Raw records:
==*==

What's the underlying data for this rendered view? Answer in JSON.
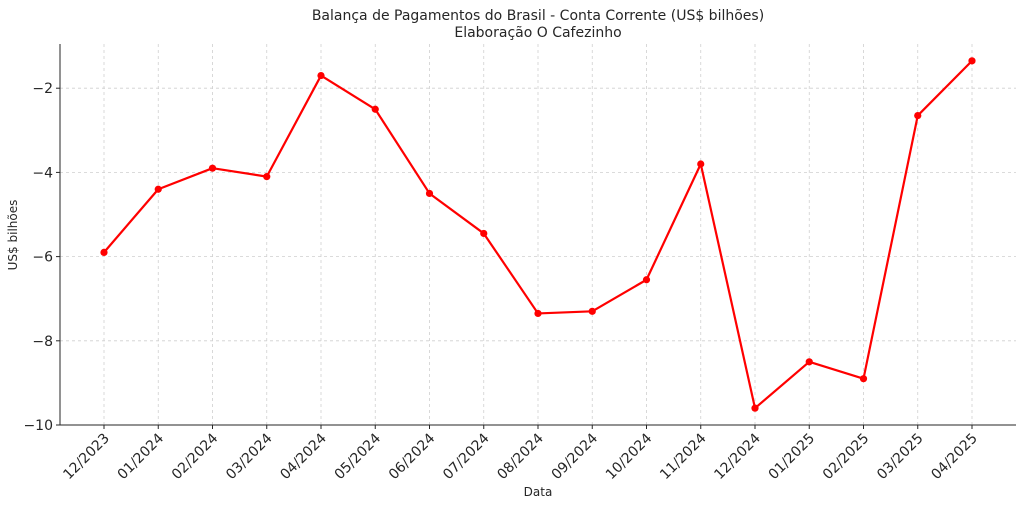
{
  "chart_data": {
    "type": "line",
    "title": "Balança de Pagamentos do Brasil - Conta Corrente (US$ bilhões)",
    "subtitle": "Elaboração O Cafezinho",
    "xlabel": "Data",
    "ylabel": "US$ bilhões",
    "categories": [
      "12/2023",
      "01/2024",
      "02/2024",
      "03/2024",
      "04/2024",
      "05/2024",
      "06/2024",
      "07/2024",
      "08/2024",
      "09/2024",
      "10/2024",
      "11/2024",
      "12/2024",
      "01/2025",
      "02/2025",
      "03/2025",
      "04/2025"
    ],
    "series": [
      {
        "color": "#ff0000",
        "values": [
          -5.9,
          -4.4,
          -3.9,
          -4.1,
          -1.7,
          -2.5,
          -4.5,
          -5.45,
          -7.35,
          -7.3,
          -6.55,
          -3.8,
          -9.6,
          -8.5,
          -8.9,
          -2.65,
          -1.35
        ]
      }
    ],
    "ylim": [
      -10,
      -0.95
    ],
    "yticks": [
      -10,
      -8,
      -6,
      -4,
      -2
    ],
    "ytick_labels": [
      "−10",
      "−8",
      "−6",
      "−4",
      "−2"
    ],
    "grid": true
  }
}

==*==

• [Task brief]: All lines above containing the string "bilhões" are to be collected.

• [Reply]:
    "title": "Balança de Pagamentos do Brasil - Conta Corrente (US$ bilhões)",
    "ylabel": "US$ bilhões",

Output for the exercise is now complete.